§ **DATASET**
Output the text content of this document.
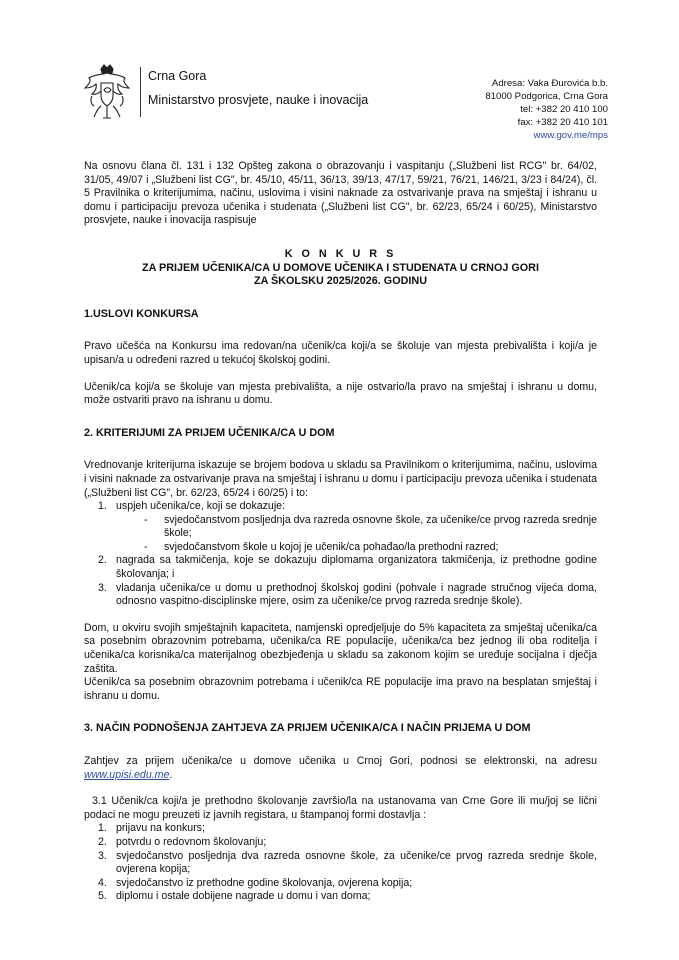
Crna Gora
Ministarstvo prosvjete, nauke i inovacija
Adresa: Vaka Đurovića b.b.
81000 Podgorica, Crna Gora
tel: +382 20 410 100
fax: +382 20 410 101
www.gov.me/mps

Na osnovu člana čl. 131 i 132 Opšteg zakona o obrazovanju i vaspitanju („Službeni list RCG" br. 64/02, 31/05, 49/07 i „Službeni list CG", br. 45/10, 45/11, 36/13, 39/13, 47/17, 59/21, 76/21, 146/21, 3/23 i 84/24), čl. 5 Pravilnika o kriterijumima, načinu, uslovima i visini naknade za ostvarivanje prava na smještaj i ishranu u domu i participaciju prevoza učenika i studenata („Službeni list CG", br. 62/23, 65/24 i 60/25), Ministarstvo prosvjete, nauke i inovacija raspisuje

K O N K U R S
ZA PRIJEM UČENIKA/CA U DOMOVE UČENIKA I STUDENATA U CRNOJ GORI
ZA ŠKOLSKU 2025/2026. GODINU
1.USLOVI KONKURSA

Pravo učešća na Konkursu ima redovan/na učenik/ca koji/a se školuje van mjesta prebivališta i koji/a je upisan/a u određeni razred u tekućoj školskoj godini.

Učenik/ca koji/a se školuje van mjesta prebivališta, a nije ostvario/la pravo na smještaj i ishranu u domu, može ostvariti pravo na ishranu u domu.

2. KRITERIJUMI ZA PRIJEM UČENIKA/CA U DOM

Vrednovanje kriterijuma iskazuje se brojem bodova u skladu sa Pravilnikom o kriterijumima, načinu, uslovima i visini naknade za ostvarivanje prava na smještaj i ishranu u domu i participaciju prevoza učenika i studenata („Službeni list CG", br. 62/23, 65/24 i 60/25) i to:

1. uspjeh učenika/ce, koji se dokazuje:
- svjedočanstvom posljednja dva razreda osnovne škole, za učenike/ce prvog razreda srednje škole;
- svjedočanstvom škole u kojoj je učenik/ca pohađao/la prethodni razred;
2. nagrada sa takmičenja, koje se dokazuju diplomama organizatora takmičenja, iz prethodne godine školovanja; i
3. vladanja učenika/ce u domu u prethodnoj školskoj godini (pohvale i nagrade stručnog vijeća doma, odnosno vaspitno-disciplinske mjere, osim za učenike/ce prvog razreda srednje škole).

Dom, u okviru svojih smještajnih kapaciteta, namjenski opredjeljuje do 5% kapaciteta za smještaj učenika/ca sa posebnim obrazovnim potrebama, učenika/ca RE populacije, učenika/ca bez jednog ili oba roditelja i učenika/ca korisnika/ca materijalnog obezbjeđenja u skladu sa zakonom kojim se uređuje socijalna i dječja zaštita.

Učenik/ca sa posebnim obrazovnim potrebama i učenik/ca RE populacije ima pravo na besplatan smještaj i ishranu u domu.

3. NAČIN PODNOŠENJA ZAHTJEVA ZA PRIJEM UČENIKA/CA I NAČIN PRIJEMA U DOM

Zahtjev za prijem učenika/ce u domove učenika u Crnoj Gori, podnosi se elektronski, na adresu www.upisi.edu.me.

3.1 Učenik/ca koji/a je prethodno školovanje završio/la na ustanovama van Crne Gore ili mu/joj se lični podaci ne mogu preuzeti iz javnih registara, u štampanoj formi dostavlja :

1. prijavu na konkurs;
2. potvrdu o redovnom školovanju;
3. svjedočanstvo posljednja dva razreda osnovne škole, za učenike/ce prvog razreda srednje škole, ovjerena kopija;
4. svjedočanstvo iz prethodne godine školovanja, ovjerena kopija;
5. diplomu i ostale dobijene nagrade u domu i van doma;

§ **WORK TO COMPLETE**
Answer with one number only: how many lines above contain the word "godine".

§ **TASK SOLUTION**
2